#### [Aim]
Copy the material that follows word for word and omit its pictures.

-- start of Material for this exercise --

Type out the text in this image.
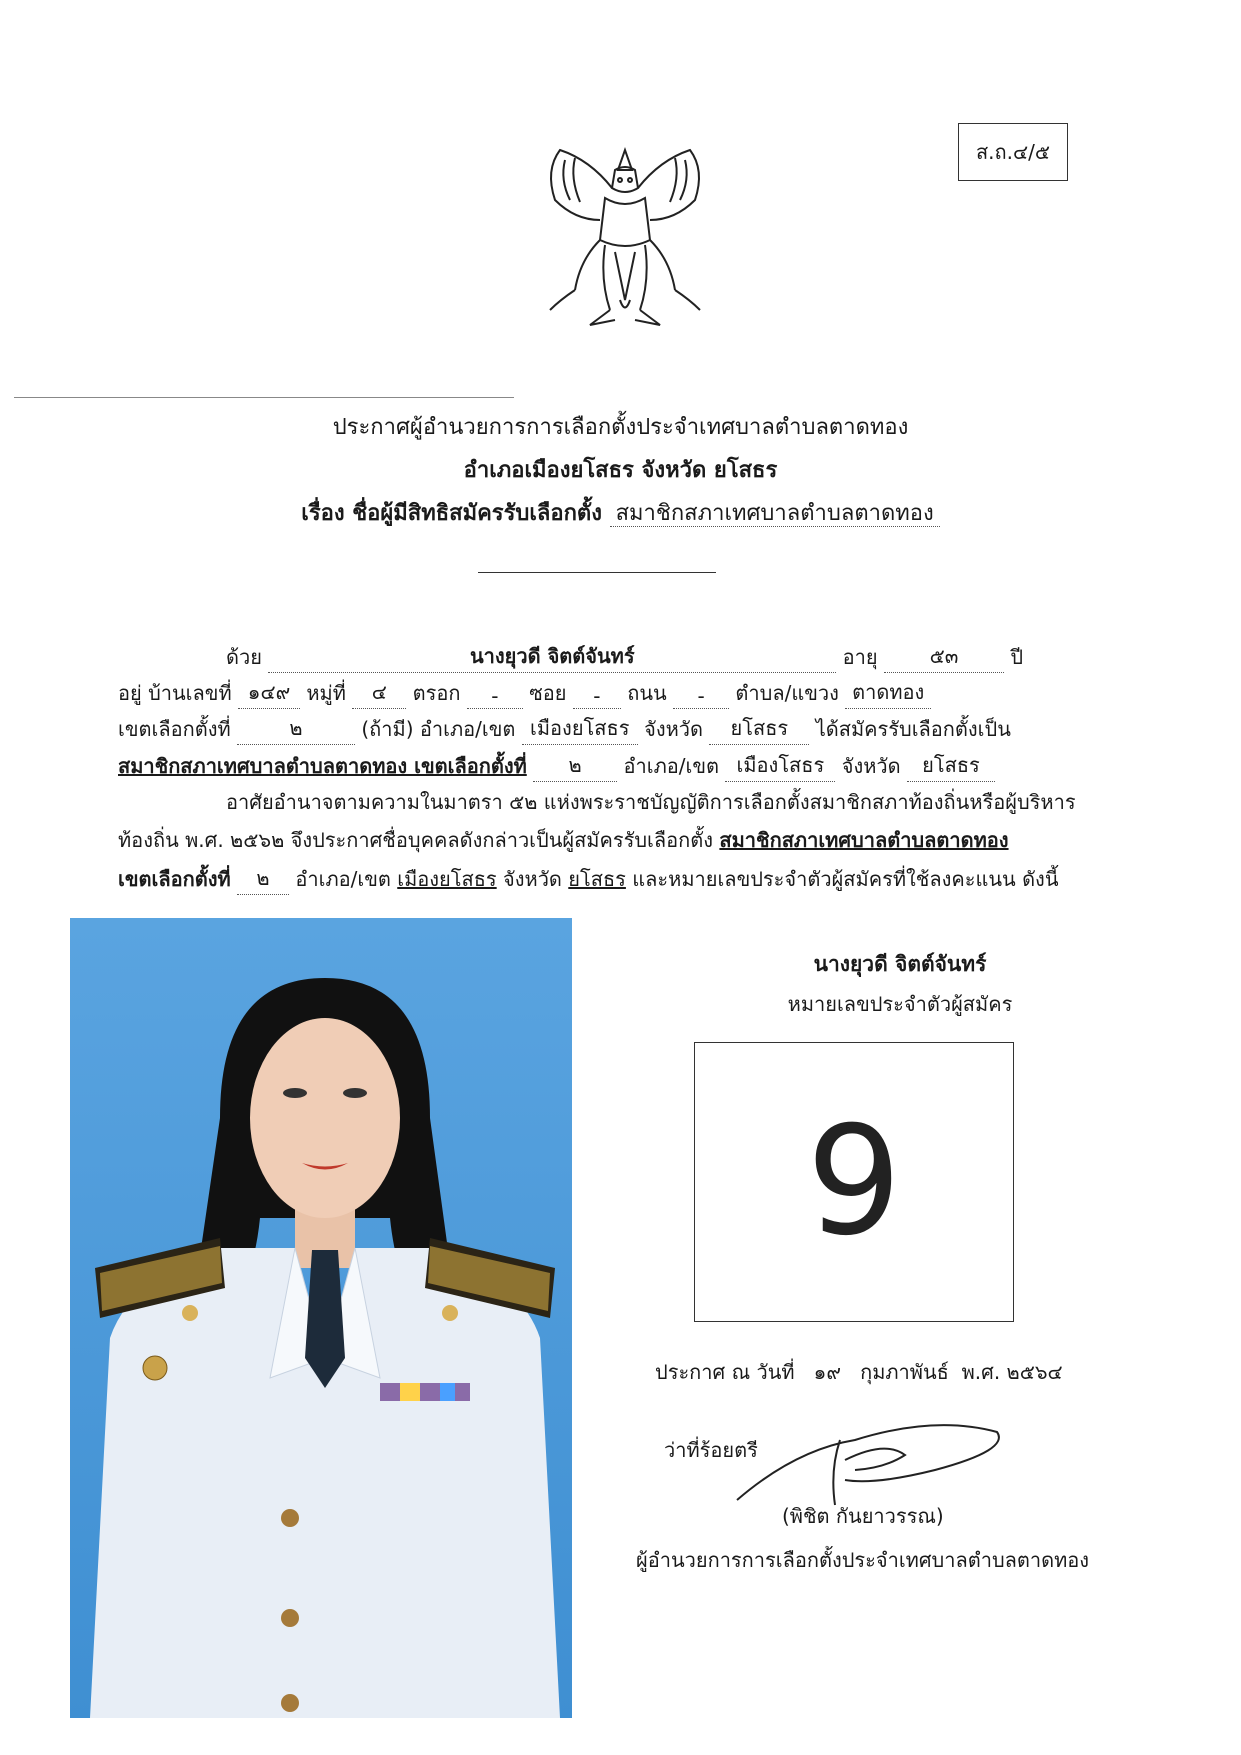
ส.ถ.๔/๕
ประกาศผู้อำนวยการการเลือกตั้งประจำเทศบาลตำบลตาดทอง
อำเภอเมืองยโสธร จังหวัด ยโสธร
เรื่อง ชื่อผู้มีสิทธิสมัครรับเลือกตั้ง สมาชิกสภาเทศบาลตำบลตาดทอง
ด้วย	นางยุวดี จิตต์จันทร์	อายุ	๕๓	ปี
อยู่ บ้านเลขที่ ๑๔๙ หมู่ที่ ๔ ตรอก - ซอย - ถนน - ตำบล/แขวง ตาดทอง
เขตเลือกตั้งที่	๒	(ถ้ามี) อำเภอ/เขต เมืองยโสธร จังหวัด ยโสธร ได้สมัครรับเลือกตั้งเป็น
สมาชิกสภาเทศบาลตำบลตาดทอง เขตเลือกตั้งที่ ๒ อำเภอ/เขต เมืองโสธร จังหวัด ยโสธร
อาศัยอำนาจตามความในมาตรา ๕๒ แห่งพระราชบัญญัติการเลือกตั้งสมาชิกสภาท้องถิ่นหรือผู้บริหาร
ท้องถิ่น พ.ศ. ๒๕๖๒ จึงประกาศชื่อบุคคลดังกล่าวเป็นผู้สมัครรับเลือกตั้ง สมาชิกสภาเทศบาลตำบลตาดทอง
เขตเลือกตั้งที่ ๒ อำเภอ/เขต เมืองยโสธร จังหวัด ยโสธร และหมายเลขประจำตัวผู้สมัครที่ใช้ลงคะแนน ดังนี้
นางยุวดี จิตต์จันทร์
หมายเลขประจำตัวผู้สมัคร
9
ประกาศ ณ วันที่ ๑๙ กุมภาพันธ์ พ.ศ. ๒๕๖๔
ว่าที่ร้อยตรี
(พิชิต กันยาวรรณ)
ผู้อำนวยการการเลือกตั้งประจำเทศบาลตำบลตาดทอง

-- end of Material for this exercise --

#### [Full solution]
Type out the text in this image.
ส.ถ.๔/๕
ประกาศผู้อำนวยการการเลือกตั้งประจำเทศบาลตำบลตาดทอง
อำเภอเมืองยโสธร จังหวัด ยโสธร
เรื่อง ชื่อผู้มีสิทธิสมัครรับเลือกตั้ง สมาชิกสภาเทศบาลตำบลตาดทอง
ด้วย	นางยุวดี จิตต์จันทร์	อายุ	๕๓	ปี
อยู่ บ้านเลขที่ ๑๔๙ หมู่ที่ ๔ ตรอก - ซอย - ถนน - ตำบล/แขวง ตาดทอง
เขตเลือกตั้งที่	๒	(ถ้ามี) อำเภอ/เขต เมืองยโสธร จังหวัด ยโสธร ได้สมัครรับเลือกตั้งเป็น
สมาชิกสภาเทศบาลตำบลตาดทอง เขตเลือกตั้งที่ ๒ อำเภอ/เขต เมืองโสธร จังหวัด ยโสธร
อาศัยอำนาจตามความในมาตรา ๕๒ แห่งพระราชบัญญัติการเลือกตั้งสมาชิกสภาท้องถิ่นหรือผู้บริหาร
ท้องถิ่น พ.ศ. ๒๕๖๒ จึงประกาศชื่อบุคคลดังกล่าวเป็นผู้สมัครรับเลือกตั้ง สมาชิกสภาเทศบาลตำบลตาดทอง
เขตเลือกตั้งที่ ๒ อำเภอ/เขต เมืองยโสธร จังหวัด ยโสธร และหมายเลขประจำตัวผู้สมัครที่ใช้ลงคะแนน ดังนี้
นางยุวดี จิตต์จันทร์
หมายเลขประจำตัวผู้สมัคร
9
ประกาศ ณ วันที่ ๑๙ กุมภาพันธ์ พ.ศ. ๒๕๖๔
ว่าที่ร้อยตรี
(พิชิต กันยาวรรณ)
ผู้อำนวยการการเลือกตั้งประจำเทศบาลตำบลตาดทอง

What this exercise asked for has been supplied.